Collected data entries:

▬▬▬▬▬▬▬▬▬▬

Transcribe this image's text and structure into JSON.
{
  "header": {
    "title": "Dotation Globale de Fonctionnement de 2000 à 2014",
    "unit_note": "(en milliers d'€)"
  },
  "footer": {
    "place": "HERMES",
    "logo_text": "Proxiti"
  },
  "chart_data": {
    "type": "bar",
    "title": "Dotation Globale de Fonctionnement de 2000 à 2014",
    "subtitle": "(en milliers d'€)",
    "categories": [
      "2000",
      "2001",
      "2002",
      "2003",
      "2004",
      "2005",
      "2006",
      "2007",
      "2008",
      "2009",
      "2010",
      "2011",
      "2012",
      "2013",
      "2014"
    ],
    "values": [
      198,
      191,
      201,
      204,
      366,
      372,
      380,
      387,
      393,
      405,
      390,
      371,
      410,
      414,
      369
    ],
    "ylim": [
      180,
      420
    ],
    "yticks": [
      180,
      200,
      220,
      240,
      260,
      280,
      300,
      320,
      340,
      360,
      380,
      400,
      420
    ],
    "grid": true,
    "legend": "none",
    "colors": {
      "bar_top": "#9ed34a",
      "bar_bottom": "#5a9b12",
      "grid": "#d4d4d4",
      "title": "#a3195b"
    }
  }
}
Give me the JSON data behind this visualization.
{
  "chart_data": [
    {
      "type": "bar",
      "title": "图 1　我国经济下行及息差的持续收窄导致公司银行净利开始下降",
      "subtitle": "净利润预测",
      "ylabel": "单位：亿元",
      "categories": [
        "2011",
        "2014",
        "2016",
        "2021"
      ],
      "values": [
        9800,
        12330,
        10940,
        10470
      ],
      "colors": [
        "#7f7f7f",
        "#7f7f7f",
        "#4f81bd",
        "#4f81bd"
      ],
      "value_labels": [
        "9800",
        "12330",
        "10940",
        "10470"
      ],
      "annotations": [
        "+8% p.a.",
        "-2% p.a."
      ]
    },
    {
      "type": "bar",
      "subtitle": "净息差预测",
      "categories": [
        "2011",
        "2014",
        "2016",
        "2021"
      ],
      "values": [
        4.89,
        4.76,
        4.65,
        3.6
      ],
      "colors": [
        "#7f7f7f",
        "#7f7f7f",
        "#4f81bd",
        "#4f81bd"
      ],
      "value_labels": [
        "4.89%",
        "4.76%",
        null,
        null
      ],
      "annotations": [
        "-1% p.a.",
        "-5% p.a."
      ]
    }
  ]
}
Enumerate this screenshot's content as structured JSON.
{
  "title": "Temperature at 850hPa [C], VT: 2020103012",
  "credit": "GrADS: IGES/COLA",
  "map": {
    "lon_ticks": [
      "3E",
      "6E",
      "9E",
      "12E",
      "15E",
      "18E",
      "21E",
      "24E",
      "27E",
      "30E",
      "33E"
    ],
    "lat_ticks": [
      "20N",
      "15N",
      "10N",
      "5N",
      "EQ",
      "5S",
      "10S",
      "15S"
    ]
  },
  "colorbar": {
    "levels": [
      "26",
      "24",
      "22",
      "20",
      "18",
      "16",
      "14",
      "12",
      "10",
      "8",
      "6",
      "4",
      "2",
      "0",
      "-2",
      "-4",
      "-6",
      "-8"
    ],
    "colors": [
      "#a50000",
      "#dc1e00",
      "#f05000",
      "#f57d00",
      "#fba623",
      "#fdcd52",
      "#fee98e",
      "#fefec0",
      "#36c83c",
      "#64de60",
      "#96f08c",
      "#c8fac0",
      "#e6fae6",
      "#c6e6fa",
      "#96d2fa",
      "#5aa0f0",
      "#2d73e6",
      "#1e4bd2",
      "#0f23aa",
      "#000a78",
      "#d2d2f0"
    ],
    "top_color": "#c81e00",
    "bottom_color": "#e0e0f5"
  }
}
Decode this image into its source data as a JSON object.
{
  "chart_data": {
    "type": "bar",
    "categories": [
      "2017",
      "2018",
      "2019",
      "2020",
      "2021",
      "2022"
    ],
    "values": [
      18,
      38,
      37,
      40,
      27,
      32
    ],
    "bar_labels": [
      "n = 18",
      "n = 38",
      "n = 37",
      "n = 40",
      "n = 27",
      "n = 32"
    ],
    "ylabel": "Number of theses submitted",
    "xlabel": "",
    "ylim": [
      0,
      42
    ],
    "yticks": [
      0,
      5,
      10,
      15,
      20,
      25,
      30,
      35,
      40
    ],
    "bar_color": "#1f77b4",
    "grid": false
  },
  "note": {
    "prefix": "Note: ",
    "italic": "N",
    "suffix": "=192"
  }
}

▬▬▬▬▬▬▬▬▬▬

» INSTRUCTION
Transcribe all of the material exactly. Omit nothing.

» ANSWER TO THE EXERCISE
Transcribe this image's text and structure into JSON.
{
  "header": {
    "title": "Dotation Globale de Fonctionnement de 2000 à 2014",
    "unit_note": "(en milliers d'€)"
  },
  "footer": {
    "place": "HERMES",
    "logo_text": "Proxiti"
  },
  "chart_data": {
    "type": "bar",
    "title": "Dotation Globale de Fonctionnement de 2000 à 2014",
    "subtitle": "(en milliers d'€)",
    "categories": [
      "2000",
      "2001",
      "2002",
      "2003",
      "2004",
      "2005",
      "2006",
      "2007",
      "2008",
      "2009",
      "2010",
      "2011",
      "2012",
      "2013",
      "2014"
    ],
    "values": [
      198,
      191,
      201,
      204,
      366,
      372,
      380,
      387,
      393,
      405,
      390,
      371,
      410,
      414,
      369
    ],
    "ylim": [
      180,
      420
    ],
    "yticks": [
      180,
      200,
      220,
      240,
      260,
      280,
      300,
      320,
      340,
      360,
      380,
      400,
      420
    ],
    "grid": true,
    "legend": "none",
    "colors": {
      "bar_top": "#9ed34a",
      "bar_bottom": "#5a9b12",
      "grid": "#d4d4d4",
      "title": "#a3195b"
    }
  }
}
Give me the JSON data behind this visualization.
{
  "chart_data": [
    {
      "type": "bar",
      "title": "图 1　我国经济下行及息差的持续收窄导致公司银行净利开始下降",
      "subtitle": "净利润预测",
      "ylabel": "单位：亿元",
      "categories": [
        "2011",
        "2014",
        "2016",
        "2021"
      ],
      "values": [
        9800,
        12330,
        10940,
        10470
      ],
      "colors": [
        "#7f7f7f",
        "#7f7f7f",
        "#4f81bd",
        "#4f81bd"
      ],
      "value_labels": [
        "9800",
        "12330",
        "10940",
        "10470"
      ],
      "annotations": [
        "+8% p.a.",
        "-2% p.a."
      ]
    },
    {
      "type": "bar",
      "subtitle": "净息差预测",
      "categories": [
        "2011",
        "2014",
        "2016",
        "2021"
      ],
      "values": [
        4.89,
        4.76,
        4.65,
        3.6
      ],
      "colors": [
        "#7f7f7f",
        "#7f7f7f",
        "#4f81bd",
        "#4f81bd"
      ],
      "value_labels": [
        "4.89%",
        "4.76%",
        null,
        null
      ],
      "annotations": [
        "-1% p.a.",
        "-5% p.a."
      ]
    }
  ]
}
Enumerate this screenshot's content as structured JSON.
{
  "title": "Temperature at 850hPa [C], VT: 2020103012",
  "credit": "GrADS: IGES/COLA",
  "map": {
    "lon_ticks": [
      "3E",
      "6E",
      "9E",
      "12E",
      "15E",
      "18E",
      "21E",
      "24E",
      "27E",
      "30E",
      "33E"
    ],
    "lat_ticks": [
      "20N",
      "15N",
      "10N",
      "5N",
      "EQ",
      "5S",
      "10S",
      "15S"
    ]
  },
  "colorbar": {
    "levels": [
      "26",
      "24",
      "22",
      "20",
      "18",
      "16",
      "14",
      "12",
      "10",
      "8",
      "6",
      "4",
      "2",
      "0",
      "-2",
      "-4",
      "-6",
      "-8"
    ],
    "colors": [
      "#a50000",
      "#dc1e00",
      "#f05000",
      "#f57d00",
      "#fba623",
      "#fdcd52",
      "#fee98e",
      "#fefec0",
      "#36c83c",
      "#64de60",
      "#96f08c",
      "#c8fac0",
      "#e6fae6",
      "#c6e6fa",
      "#96d2fa",
      "#5aa0f0",
      "#2d73e6",
      "#1e4bd2",
      "#0f23aa",
      "#000a78",
      "#d2d2f0"
    ],
    "top_color": "#c81e00",
    "bottom_color": "#e0e0f5"
  }
}
Decode this image into its source data as a JSON object.
{
  "chart_data": {
    "type": "bar",
    "categories": [
      "2017",
      "2018",
      "2019",
      "2020",
      "2021",
      "2022"
    ],
    "values": [
      18,
      38,
      37,
      40,
      27,
      32
    ],
    "bar_labels": [
      "n = 18",
      "n = 38",
      "n = 37",
      "n = 40",
      "n = 27",
      "n = 32"
    ],
    "ylabel": "Number of theses submitted",
    "xlabel": "",
    "ylim": [
      0,
      42
    ],
    "yticks": [
      0,
      5,
      10,
      15,
      20,
      25,
      30,
      35,
      40
    ],
    "bar_color": "#1f77b4",
    "grid": false
  },
  "note": {
    "prefix": "Note: ",
    "italic": "N",
    "suffix": "=192"
  }
}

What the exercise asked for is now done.